Select, from the data, each line where "this" occurs.

====

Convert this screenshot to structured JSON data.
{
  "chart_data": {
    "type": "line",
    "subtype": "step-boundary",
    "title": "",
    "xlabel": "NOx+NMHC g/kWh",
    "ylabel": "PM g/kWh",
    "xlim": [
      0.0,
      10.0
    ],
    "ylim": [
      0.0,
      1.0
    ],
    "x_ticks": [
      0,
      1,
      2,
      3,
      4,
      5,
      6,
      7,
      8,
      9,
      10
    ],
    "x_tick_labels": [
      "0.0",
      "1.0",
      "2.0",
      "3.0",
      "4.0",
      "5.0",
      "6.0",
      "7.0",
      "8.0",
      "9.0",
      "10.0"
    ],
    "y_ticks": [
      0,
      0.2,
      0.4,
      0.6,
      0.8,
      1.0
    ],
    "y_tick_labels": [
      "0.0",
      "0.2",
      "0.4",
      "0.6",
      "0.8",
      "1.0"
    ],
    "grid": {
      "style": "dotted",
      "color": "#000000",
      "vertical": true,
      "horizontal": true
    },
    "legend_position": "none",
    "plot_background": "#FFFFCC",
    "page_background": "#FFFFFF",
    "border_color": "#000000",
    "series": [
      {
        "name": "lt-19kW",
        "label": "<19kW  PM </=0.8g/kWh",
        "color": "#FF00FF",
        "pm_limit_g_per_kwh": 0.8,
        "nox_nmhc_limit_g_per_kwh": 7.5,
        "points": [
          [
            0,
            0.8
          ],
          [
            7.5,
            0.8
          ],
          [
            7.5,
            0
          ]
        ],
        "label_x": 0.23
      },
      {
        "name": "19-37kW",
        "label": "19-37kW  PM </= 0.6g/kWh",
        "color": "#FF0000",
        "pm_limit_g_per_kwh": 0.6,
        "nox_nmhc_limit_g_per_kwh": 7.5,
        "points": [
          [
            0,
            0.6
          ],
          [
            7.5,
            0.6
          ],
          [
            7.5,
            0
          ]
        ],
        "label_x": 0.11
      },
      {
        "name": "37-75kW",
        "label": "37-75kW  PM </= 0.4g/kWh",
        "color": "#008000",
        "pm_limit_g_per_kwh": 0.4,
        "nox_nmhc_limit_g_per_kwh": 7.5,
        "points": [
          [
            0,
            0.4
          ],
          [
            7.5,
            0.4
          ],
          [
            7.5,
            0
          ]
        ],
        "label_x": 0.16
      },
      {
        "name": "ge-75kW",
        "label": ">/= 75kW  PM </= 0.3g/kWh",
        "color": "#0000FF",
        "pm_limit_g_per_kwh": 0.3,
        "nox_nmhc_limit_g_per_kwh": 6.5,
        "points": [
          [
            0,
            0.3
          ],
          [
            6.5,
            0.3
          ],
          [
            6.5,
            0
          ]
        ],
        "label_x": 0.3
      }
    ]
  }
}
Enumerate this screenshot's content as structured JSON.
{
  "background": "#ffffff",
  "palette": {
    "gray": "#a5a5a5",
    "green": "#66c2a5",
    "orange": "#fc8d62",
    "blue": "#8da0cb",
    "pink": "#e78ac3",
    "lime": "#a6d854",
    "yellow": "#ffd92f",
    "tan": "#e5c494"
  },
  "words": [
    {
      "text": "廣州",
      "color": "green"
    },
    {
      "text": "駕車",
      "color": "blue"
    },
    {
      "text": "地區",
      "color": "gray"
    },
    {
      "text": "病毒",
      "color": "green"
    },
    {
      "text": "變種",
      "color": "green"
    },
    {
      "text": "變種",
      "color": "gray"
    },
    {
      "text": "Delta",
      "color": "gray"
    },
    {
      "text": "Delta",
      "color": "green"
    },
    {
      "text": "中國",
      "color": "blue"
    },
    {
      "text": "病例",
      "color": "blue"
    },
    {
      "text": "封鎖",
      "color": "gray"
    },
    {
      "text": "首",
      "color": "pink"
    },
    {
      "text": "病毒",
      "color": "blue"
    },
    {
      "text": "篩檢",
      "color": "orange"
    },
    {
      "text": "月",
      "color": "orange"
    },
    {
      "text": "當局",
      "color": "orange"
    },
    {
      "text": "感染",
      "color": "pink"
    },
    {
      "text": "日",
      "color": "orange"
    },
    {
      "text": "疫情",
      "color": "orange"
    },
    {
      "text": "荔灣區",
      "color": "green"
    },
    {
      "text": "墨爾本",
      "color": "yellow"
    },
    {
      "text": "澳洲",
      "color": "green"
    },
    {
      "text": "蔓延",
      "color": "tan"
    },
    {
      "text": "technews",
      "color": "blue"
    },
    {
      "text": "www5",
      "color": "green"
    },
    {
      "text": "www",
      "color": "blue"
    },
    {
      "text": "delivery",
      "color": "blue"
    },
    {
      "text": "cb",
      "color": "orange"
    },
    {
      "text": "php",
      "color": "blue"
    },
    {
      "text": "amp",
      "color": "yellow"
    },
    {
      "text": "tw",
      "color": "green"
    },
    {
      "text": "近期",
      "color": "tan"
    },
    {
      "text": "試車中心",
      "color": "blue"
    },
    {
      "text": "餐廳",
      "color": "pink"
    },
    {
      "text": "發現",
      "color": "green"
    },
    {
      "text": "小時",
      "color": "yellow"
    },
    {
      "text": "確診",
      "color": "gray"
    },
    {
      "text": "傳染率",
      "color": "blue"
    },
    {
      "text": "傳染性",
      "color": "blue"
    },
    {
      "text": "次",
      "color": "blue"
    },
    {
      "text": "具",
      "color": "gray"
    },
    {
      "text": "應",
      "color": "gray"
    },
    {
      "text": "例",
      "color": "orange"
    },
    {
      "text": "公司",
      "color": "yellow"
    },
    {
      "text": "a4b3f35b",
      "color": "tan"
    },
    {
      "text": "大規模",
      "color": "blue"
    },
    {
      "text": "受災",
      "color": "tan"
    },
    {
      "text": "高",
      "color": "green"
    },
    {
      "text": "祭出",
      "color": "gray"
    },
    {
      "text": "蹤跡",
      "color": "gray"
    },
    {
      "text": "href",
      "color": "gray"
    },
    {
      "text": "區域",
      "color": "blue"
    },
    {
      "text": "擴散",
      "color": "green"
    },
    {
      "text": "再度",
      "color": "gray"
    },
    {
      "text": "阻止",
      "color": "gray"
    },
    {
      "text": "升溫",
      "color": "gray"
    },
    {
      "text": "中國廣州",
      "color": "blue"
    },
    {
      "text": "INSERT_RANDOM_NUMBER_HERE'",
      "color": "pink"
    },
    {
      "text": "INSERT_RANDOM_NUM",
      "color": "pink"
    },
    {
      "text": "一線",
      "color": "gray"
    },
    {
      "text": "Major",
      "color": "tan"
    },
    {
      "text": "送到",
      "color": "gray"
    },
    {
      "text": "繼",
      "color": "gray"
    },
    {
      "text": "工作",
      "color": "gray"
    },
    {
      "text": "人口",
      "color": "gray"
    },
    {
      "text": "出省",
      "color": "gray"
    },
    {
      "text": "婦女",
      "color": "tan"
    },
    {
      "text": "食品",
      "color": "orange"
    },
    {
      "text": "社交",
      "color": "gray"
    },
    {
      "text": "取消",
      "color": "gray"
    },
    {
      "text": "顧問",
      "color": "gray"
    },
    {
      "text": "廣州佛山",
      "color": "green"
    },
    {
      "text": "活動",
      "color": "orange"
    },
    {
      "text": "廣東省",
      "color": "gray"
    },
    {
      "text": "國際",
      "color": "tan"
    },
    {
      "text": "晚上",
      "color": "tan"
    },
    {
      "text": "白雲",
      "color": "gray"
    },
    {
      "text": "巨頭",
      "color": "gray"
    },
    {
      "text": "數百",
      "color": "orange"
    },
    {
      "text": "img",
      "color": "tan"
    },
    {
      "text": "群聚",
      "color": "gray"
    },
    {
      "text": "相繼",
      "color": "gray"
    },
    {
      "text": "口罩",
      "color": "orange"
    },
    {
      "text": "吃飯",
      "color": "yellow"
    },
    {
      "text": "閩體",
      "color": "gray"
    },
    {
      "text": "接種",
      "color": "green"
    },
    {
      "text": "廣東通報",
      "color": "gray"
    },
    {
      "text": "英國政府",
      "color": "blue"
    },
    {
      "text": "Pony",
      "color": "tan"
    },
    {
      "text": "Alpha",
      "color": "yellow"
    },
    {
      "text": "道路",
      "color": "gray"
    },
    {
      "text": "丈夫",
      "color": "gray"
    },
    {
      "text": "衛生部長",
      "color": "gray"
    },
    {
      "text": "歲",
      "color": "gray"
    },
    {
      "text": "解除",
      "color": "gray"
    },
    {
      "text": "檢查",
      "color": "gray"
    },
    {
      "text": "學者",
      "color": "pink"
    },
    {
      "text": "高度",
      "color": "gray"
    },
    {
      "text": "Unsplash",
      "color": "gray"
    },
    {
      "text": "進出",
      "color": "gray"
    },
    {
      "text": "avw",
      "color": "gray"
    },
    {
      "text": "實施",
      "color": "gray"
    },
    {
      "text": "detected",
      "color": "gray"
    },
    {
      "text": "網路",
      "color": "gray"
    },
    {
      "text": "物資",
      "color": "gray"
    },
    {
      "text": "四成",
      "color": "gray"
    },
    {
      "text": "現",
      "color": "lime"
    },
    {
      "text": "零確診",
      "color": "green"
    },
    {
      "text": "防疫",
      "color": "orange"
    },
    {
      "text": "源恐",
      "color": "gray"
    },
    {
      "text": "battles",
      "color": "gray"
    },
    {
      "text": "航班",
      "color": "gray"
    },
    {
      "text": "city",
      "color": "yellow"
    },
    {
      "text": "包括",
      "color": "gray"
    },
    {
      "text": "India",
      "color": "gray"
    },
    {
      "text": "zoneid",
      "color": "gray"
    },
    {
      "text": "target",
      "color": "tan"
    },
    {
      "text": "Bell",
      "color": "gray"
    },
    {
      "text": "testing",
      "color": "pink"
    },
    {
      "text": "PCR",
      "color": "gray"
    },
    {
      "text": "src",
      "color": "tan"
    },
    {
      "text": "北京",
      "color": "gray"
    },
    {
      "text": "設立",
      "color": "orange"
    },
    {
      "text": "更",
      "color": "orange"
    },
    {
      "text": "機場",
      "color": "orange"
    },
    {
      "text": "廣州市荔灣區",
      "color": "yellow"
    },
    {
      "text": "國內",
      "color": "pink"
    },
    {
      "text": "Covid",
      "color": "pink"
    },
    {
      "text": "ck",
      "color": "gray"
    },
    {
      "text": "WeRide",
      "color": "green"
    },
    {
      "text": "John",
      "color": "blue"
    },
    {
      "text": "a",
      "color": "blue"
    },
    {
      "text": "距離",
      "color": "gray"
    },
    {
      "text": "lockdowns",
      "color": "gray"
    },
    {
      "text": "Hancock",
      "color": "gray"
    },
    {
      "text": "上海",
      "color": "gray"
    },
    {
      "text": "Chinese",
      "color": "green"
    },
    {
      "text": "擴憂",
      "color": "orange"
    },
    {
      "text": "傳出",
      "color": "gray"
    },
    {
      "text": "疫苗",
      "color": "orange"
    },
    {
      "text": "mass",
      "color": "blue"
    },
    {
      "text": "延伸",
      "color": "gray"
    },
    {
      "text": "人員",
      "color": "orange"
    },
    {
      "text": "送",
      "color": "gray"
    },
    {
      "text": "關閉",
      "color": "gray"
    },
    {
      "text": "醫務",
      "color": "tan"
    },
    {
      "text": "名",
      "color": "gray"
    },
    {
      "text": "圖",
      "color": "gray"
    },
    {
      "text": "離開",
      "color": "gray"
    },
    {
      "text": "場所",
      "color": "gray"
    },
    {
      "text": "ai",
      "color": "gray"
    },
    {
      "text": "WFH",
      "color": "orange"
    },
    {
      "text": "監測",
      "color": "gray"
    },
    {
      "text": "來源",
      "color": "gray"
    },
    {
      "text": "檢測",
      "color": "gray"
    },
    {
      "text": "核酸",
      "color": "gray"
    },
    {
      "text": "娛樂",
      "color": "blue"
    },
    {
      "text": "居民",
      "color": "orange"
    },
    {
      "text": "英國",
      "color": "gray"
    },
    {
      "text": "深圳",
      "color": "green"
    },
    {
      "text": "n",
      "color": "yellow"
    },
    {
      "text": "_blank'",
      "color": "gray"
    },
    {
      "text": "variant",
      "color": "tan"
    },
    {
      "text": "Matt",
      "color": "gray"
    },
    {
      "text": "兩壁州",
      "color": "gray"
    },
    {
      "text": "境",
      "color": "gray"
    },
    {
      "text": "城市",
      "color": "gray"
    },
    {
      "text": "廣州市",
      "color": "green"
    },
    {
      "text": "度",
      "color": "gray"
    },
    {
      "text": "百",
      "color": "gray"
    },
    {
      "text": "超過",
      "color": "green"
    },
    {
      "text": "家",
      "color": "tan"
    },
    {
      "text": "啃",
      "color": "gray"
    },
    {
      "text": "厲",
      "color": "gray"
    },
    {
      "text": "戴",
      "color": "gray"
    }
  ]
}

====

- **Result of the task**:
Convert this screenshot to structured JSON data.
Enumerate this screenshot's content as structured JSON.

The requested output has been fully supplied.